* Exercise instructions
Copy every line of the data exactly, leaving nothing out.

* Provided records

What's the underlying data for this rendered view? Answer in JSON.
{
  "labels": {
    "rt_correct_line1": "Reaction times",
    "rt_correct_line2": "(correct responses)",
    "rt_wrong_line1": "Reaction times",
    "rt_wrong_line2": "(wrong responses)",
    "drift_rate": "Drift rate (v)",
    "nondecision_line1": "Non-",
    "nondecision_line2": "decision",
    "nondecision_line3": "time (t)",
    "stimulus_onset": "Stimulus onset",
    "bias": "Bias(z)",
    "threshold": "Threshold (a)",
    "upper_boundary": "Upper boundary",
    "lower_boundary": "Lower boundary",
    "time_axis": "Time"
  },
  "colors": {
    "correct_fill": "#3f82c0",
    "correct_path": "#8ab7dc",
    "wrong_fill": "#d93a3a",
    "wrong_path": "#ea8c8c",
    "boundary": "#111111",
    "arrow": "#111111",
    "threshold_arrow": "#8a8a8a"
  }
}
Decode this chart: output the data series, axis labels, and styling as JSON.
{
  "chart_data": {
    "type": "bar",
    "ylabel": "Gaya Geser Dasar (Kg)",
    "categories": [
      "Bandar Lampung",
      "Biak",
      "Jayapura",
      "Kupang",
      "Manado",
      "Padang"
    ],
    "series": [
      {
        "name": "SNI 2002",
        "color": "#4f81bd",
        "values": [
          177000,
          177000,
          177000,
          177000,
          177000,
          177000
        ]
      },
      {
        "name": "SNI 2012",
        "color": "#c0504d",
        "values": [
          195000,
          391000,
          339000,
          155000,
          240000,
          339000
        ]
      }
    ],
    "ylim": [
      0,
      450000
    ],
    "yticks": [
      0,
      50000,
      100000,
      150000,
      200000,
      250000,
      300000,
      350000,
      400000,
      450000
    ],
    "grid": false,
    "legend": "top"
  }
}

* Solved exercise
What's the underlying data for this rendered view? Answer in JSON.
{
  "labels": {
    "rt_correct_line1": "Reaction times",
    "rt_correct_line2": "(correct responses)",
    "rt_wrong_line1": "Reaction times",
    "rt_wrong_line2": "(wrong responses)",
    "drift_rate": "Drift rate (v)",
    "nondecision_line1": "Non-",
    "nondecision_line2": "decision",
    "nondecision_line3": "time (t)",
    "stimulus_onset": "Stimulus onset",
    "bias": "Bias(z)",
    "threshold": "Threshold (a)",
    "upper_boundary": "Upper boundary",
    "lower_boundary": "Lower boundary",
    "time_axis": "Time"
  },
  "colors": {
    "correct_fill": "#3f82c0",
    "correct_path": "#8ab7dc",
    "wrong_fill": "#d93a3a",
    "wrong_path": "#ea8c8c",
    "boundary": "#111111",
    "arrow": "#111111",
    "threshold_arrow": "#8a8a8a"
  }
}
Decode this chart: output the data series, axis labels, and styling as JSON.
{
  "chart_data": {
    "type": "bar",
    "ylabel": "Gaya Geser Dasar (Kg)",
    "categories": [
      "Bandar Lampung",
      "Biak",
      "Jayapura",
      "Kupang",
      "Manado",
      "Padang"
    ],
    "series": [
      {
        "name": "SNI 2002",
        "color": "#4f81bd",
        "values": [
          177000,
          177000,
          177000,
          177000,
          177000,
          177000
        ]
      },
      {
        "name": "SNI 2012",
        "color": "#c0504d",
        "values": [
          195000,
          391000,
          339000,
          155000,
          240000,
          339000
        ]
      }
    ],
    "ylim": [
      0,
      450000
    ],
    "yticks": [
      0,
      50000,
      100000,
      150000,
      200000,
      250000,
      300000,
      350000,
      400000,
      450000
    ],
    "grid": false,
    "legend": "top"
  }
}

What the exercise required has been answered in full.